> **GOAL OF THE EXERCISE**:
Extract the whole listing as it stands. Do not include the pictures.

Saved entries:
☆ ☆ ☆ ☆ ☆ ☆ ☆

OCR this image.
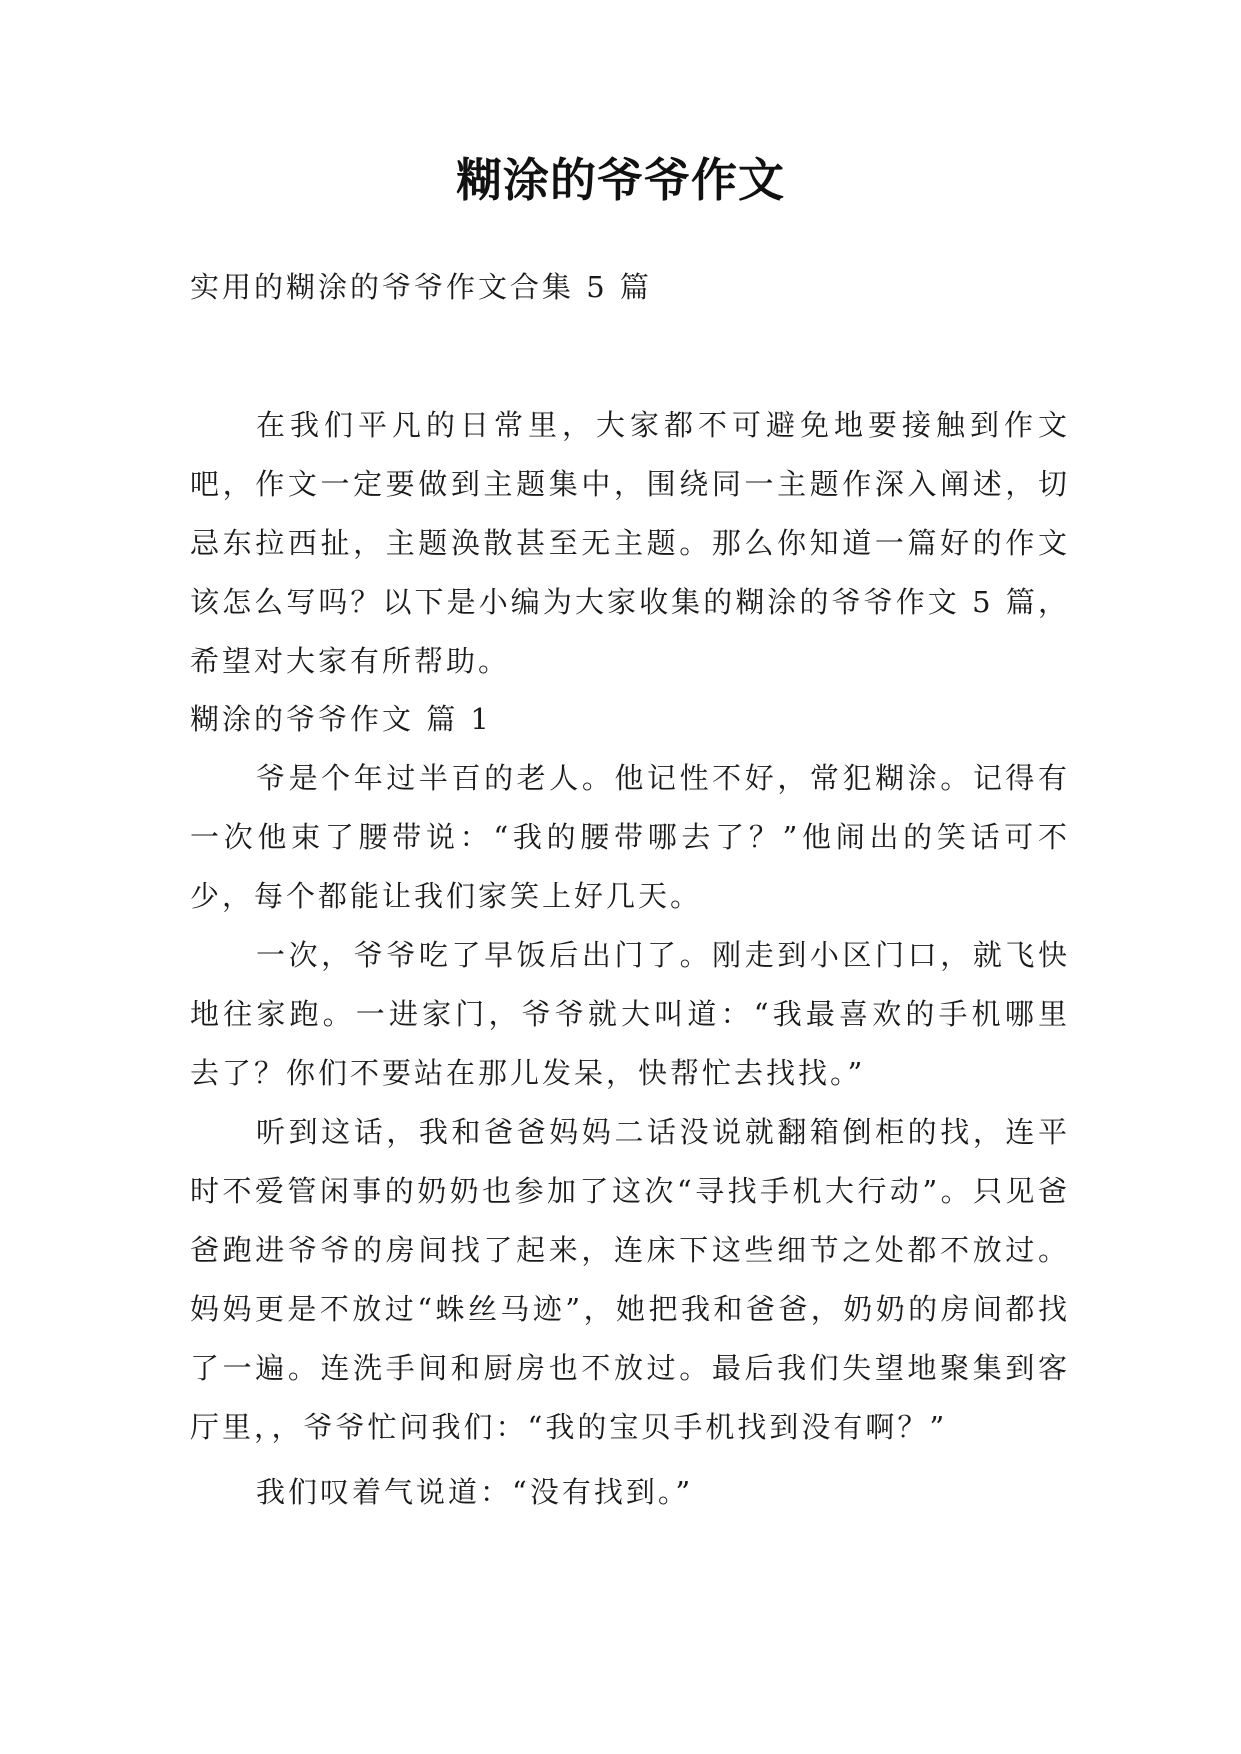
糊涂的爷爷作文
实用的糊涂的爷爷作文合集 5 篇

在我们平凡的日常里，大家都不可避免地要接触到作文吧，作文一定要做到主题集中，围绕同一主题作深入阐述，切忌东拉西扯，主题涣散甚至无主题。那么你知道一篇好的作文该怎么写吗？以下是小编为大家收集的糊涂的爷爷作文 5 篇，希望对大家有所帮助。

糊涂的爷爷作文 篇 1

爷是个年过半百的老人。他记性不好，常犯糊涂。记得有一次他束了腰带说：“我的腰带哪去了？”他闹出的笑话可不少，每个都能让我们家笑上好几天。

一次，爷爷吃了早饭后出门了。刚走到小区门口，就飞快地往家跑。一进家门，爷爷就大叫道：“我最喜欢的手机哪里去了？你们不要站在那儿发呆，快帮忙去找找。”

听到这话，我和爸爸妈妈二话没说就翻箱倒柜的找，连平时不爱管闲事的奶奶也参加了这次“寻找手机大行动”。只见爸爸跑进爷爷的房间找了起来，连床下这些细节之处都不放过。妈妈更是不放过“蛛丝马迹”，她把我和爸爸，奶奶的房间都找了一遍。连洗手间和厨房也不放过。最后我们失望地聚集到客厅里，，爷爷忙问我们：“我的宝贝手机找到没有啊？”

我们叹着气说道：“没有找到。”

☆ ☆ ☆ ☆ ☆ ☆ ☆

> **THE ANSWER**:
OCR this image.
糊涂的爷爷作文
实用的糊涂的爷爷作文合集 5 篇

在我们平凡的日常里，大家都不可避免地要接触到作文吧，作文一定要做到主题集中，围绕同一主题作深入阐述，切忌东拉西扯，主题涣散甚至无主题。那么你知道一篇好的作文该怎么写吗？以下是小编为大家收集的糊涂的爷爷作文 5 篇，希望对大家有所帮助。

糊涂的爷爷作文 篇 1

爷是个年过半百的老人。他记性不好，常犯糊涂。记得有一次他束了腰带说：“我的腰带哪去了？”他闹出的笑话可不少，每个都能让我们家笑上好几天。

一次，爷爷吃了早饭后出门了。刚走到小区门口，就飞快地往家跑。一进家门，爷爷就大叫道：“我最喜欢的手机哪里去了？你们不要站在那儿发呆，快帮忙去找找。”

听到这话，我和爸爸妈妈二话没说就翻箱倒柜的找，连平时不爱管闲事的奶奶也参加了这次“寻找手机大行动”。只见爸爸跑进爷爷的房间找了起来，连床下这些细节之处都不放过。妈妈更是不放过“蛛丝马迹”，她把我和爸爸，奶奶的房间都找了一遍。连洗手间和厨房也不放过。最后我们失望地聚集到客厅里，，爷爷忙问我们：“我的宝贝手机找到没有啊？”

我们叹着气说道：“没有找到。”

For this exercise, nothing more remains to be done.